Stored dataset items
________

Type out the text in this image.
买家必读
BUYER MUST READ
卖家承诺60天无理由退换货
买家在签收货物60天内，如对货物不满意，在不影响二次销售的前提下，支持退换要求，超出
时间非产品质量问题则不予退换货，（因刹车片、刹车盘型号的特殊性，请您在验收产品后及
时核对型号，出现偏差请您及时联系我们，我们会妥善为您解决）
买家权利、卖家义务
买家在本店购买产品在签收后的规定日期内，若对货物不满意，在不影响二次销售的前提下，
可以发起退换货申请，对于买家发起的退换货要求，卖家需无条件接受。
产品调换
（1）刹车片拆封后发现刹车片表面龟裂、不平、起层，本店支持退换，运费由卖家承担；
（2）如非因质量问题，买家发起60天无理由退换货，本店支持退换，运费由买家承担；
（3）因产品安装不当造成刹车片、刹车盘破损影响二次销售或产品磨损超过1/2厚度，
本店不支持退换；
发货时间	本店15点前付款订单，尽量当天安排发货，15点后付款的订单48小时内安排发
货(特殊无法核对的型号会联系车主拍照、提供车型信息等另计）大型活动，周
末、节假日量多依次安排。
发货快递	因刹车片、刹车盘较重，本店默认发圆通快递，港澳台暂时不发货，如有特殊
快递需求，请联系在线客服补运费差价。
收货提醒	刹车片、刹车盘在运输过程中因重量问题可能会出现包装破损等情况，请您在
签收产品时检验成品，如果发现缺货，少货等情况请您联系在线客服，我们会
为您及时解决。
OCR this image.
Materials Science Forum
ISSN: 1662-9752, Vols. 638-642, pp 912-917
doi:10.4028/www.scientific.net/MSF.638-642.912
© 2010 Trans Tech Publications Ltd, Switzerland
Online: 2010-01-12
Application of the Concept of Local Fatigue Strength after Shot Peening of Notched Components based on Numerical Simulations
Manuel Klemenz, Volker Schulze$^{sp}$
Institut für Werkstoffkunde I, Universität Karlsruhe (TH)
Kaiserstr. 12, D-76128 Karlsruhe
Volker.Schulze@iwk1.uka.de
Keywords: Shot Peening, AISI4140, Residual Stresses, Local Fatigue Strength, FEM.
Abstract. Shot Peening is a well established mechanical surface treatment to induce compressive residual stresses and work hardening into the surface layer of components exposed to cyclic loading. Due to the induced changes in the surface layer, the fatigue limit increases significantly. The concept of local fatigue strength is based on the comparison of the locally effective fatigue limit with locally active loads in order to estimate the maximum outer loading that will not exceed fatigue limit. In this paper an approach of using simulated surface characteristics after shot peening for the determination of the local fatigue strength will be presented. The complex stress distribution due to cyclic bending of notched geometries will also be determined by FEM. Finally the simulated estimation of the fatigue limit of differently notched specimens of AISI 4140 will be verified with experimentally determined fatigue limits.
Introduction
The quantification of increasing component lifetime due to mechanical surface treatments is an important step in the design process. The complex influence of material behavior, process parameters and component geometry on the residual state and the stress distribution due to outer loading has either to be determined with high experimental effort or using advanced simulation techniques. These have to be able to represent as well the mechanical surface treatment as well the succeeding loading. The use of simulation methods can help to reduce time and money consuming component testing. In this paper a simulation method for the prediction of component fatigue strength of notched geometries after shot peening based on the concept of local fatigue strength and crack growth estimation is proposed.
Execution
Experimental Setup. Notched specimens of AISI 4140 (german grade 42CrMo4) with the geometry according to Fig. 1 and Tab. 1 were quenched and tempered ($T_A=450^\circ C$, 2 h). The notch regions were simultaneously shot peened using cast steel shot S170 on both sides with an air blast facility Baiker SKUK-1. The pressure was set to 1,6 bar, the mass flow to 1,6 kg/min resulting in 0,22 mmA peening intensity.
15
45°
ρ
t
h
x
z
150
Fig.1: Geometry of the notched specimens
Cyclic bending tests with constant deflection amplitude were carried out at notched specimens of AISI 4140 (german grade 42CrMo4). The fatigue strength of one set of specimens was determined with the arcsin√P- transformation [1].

________

## What is being asked
Pick out each line above that includes "Schulze" and show it.

## Response to this exercise
Manuel Klemenz, Volker Schulze$^{sp}$
Volker.Schulze@iwk1.uka.de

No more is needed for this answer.